**DATA FOR THE TASK:**
━━━
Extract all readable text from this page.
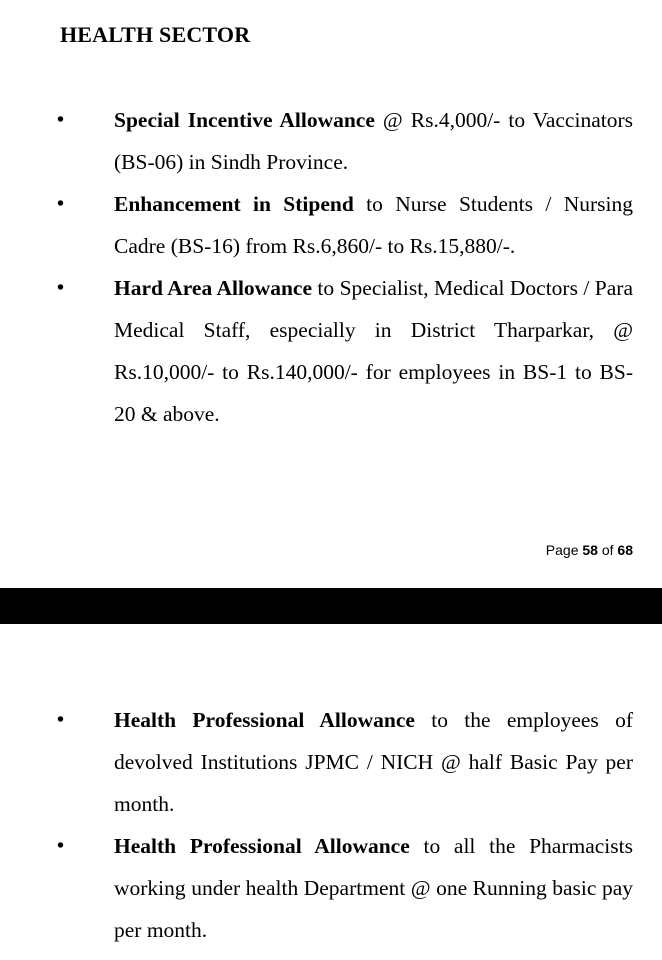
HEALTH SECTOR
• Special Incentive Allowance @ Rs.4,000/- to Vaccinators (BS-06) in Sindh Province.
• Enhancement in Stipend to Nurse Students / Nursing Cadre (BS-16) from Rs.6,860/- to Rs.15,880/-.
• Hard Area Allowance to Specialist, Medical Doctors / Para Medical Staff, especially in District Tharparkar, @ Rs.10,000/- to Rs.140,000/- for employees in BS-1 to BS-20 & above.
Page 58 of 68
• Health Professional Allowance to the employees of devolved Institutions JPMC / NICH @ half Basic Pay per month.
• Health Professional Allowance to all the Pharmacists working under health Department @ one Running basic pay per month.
━━━
**YOUR OBJECTIVE:** Output the entries above exactly. Drop the pictures.

**RESULT OF THE TASK:**
Extract all readable text from this page.
HEALTH SECTOR
• Special Incentive Allowance @ Rs.4,000/- to Vaccinators (BS-06) in Sindh Province.
• Enhancement in Stipend to Nurse Students / Nursing Cadre (BS-16) from Rs.6,860/- to Rs.15,880/-.
• Hard Area Allowance to Specialist, Medical Doctors / Para Medical Staff, especially in District Tharparkar, @ Rs.10,000/- to Rs.140,000/- for employees in BS-1 to BS-20 & above.
Page 58 of 68
• Health Professional Allowance to the employees of devolved Institutions JPMC / NICH @ half Basic Pay per month.
• Health Professional Allowance to all the Pharmacists working under health Department @ one Running basic pay per month.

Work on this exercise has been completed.